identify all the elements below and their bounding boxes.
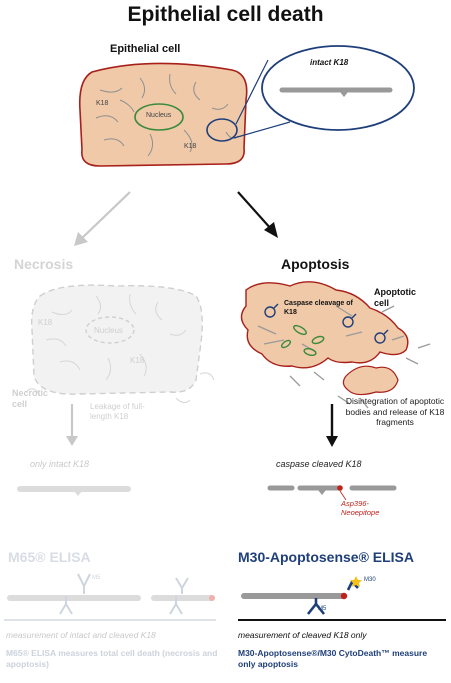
- arrow-to-necrosis: [79, 191, 131, 241]
- apoptotic-cell-shape: [240, 281, 409, 369]
- apoptotic-fragments: [257, 305, 431, 409]
- m65-title: M65® ELISA: [8, 549, 91, 565]
- caspase-icons: [264, 303, 389, 344]
- zoom-circle: [206, 118, 238, 142]
- necrotic-k18-label-2: K18: [130, 356, 145, 365]
- m65-antibodies: [59, 573, 189, 615]
- arrow-to-apoptosis: [237, 191, 273, 231]
- necrotic-k18-label-1: K18: [38, 318, 53, 327]
- m65-description: M65® ELISA measures total cell death (ne…: [6, 648, 218, 670]
- m30-measurement: measurement of cleaved K18 only: [238, 630, 367, 640]
- m30-detect-label: M30: [364, 577, 376, 583]
- zoom-label: intact K18: [310, 58, 349, 67]
- necrotic-k18-filaments: [25, 293, 215, 404]
- green-fragments: [280, 324, 325, 356]
- m30-title: M30-Apoptosense® ELISA: [238, 549, 415, 565]
- m30-capture-antibody: [306, 598, 326, 615]
- disintegration-label: Disintegration of apoptotic bodies and r…: [345, 396, 445, 428]
- neoepitope-label: Asp396-Neoepitope: [341, 499, 380, 517]
- m30-description: M30-Apoptosense®/M30 CytoDeath™ measure …: [238, 648, 428, 670]
- necrotic-cell-shape: [30, 284, 203, 395]
- m65-measurement: measurement of intact and cleaved K18: [6, 630, 156, 640]
- necrotic-nucleus-shape: [85, 316, 135, 344]
- apoptosis-result-label: caspase cleaved K18: [276, 459, 362, 469]
- page-title: Epithelial cell death: [127, 3, 324, 26]
- apoptosis-heading: Apoptosis: [281, 256, 350, 272]
- necrotic-nucleus-label: Nucleus: [94, 326, 123, 335]
- m30-capture-label: M5: [318, 606, 327, 612]
- epithelial-cell-label: Epithelial cell: [110, 43, 181, 55]
- necrosis-heading: Necrosis: [14, 256, 74, 272]
- epithelial-k18-label-1: K18: [96, 100, 109, 107]
- neoepitope-dot: [337, 485, 343, 491]
- epithelial-k18-label-2: K18: [184, 143, 197, 150]
- epithelial-nucleus-label: Nucleus: [146, 112, 172, 119]
- apoptotic-body: [342, 365, 399, 396]
- necrosis-result-label: only intact K18: [30, 459, 90, 469]
- m65-antibody-label: M5: [92, 575, 101, 581]
- apoptotic-cell-label: Apoptotic cell: [374, 287, 416, 309]
- necrotic-cell-label: Necrotic cell: [12, 388, 49, 409]
- caspase-label: Caspase cleavage of K18: [284, 300, 353, 316]
- leakage-label: Leakage of full-length K18: [90, 402, 145, 421]
- m30-star-icon: [350, 576, 362, 587]
- epithelial-nucleus-shape: [134, 103, 184, 131]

--- Work required ---
The answer is every line of the data, exactly as written, with the pictures dropped.

--- Answer to this exercise ---
identify all the elements below and their bounding boxes.
- arrow-to-necrosis: [79, 191, 131, 241]
- apoptotic-cell-shape: [240, 281, 409, 369]
- apoptotic-fragments: [257, 305, 431, 409]
- m65-title: M65® ELISA: [8, 549, 91, 565]
- caspase-icons: [264, 303, 389, 344]
- zoom-circle: [206, 118, 238, 142]
- necrotic-k18-label-2: K18: [130, 356, 145, 365]
- m65-antibodies: [59, 573, 189, 615]
- arrow-to-apoptosis: [237, 191, 273, 231]
- necrotic-k18-label-1: K18: [38, 318, 53, 327]
- m65-description: M65® ELISA measures total cell death (ne…: [6, 648, 218, 670]
- m30-measurement: measurement of cleaved K18 only: [238, 630, 367, 640]
- m30-detect-label: M30: [364, 577, 376, 583]
- zoom-label: intact K18: [310, 58, 349, 67]
- necrotic-k18-filaments: [25, 293, 215, 404]
- green-fragments: [280, 324, 325, 356]
- m30-title: M30-Apoptosense® ELISA: [238, 549, 415, 565]
- m30-capture-antibody: [306, 598, 326, 615]
- disintegration-label: Disintegration of apoptotic bodies and r…: [345, 396, 445, 428]
- neoepitope-label: Asp396-Neoepitope: [341, 499, 380, 517]
- m30-description: M30-Apoptosense®/M30 CytoDeath™ measure …: [238, 648, 428, 670]
- necrotic-cell-shape: [30, 284, 203, 395]
- m65-measurement: measurement of intact and cleaved K18: [6, 630, 156, 640]
- necrotic-nucleus-shape: [85, 316, 135, 344]
- apoptosis-result-label: caspase cleaved K18: [276, 459, 362, 469]
- page-title: Epithelial cell death: [127, 3, 324, 26]
- apoptosis-heading: Apoptosis: [281, 256, 350, 272]
- necrotic-nucleus-label: Nucleus: [94, 326, 123, 335]
- m30-capture-label: M5: [318, 606, 327, 612]
- epithelial-cell-label: Epithelial cell: [110, 43, 181, 55]
- necrosis-heading: Necrosis: [14, 256, 74, 272]
- epithelial-k18-label-1: K18: [96, 100, 109, 107]
- neoepitope-dot: [337, 485, 343, 491]
- epithelial-k18-label-2: K18: [184, 143, 197, 150]
- epithelial-nucleus-label: Nucleus: [146, 112, 172, 119]
- apoptotic-body: [342, 365, 399, 396]
- necrosis-result-label: only intact K18: [30, 459, 90, 469]
- m65-antibody-label: M5: [92, 575, 101, 581]
- apoptotic-cell-label: Apoptotic cell: [374, 287, 416, 309]
- necrotic-cell-label: Necrotic cell: [12, 388, 49, 409]
- caspase-label: Caspase cleavage of K18: [284, 300, 353, 316]
- leakage-label: Leakage of full-length K18: [90, 402, 145, 421]
- m30-star-icon: [350, 576, 362, 587]
- epithelial-nucleus-shape: [134, 103, 184, 131]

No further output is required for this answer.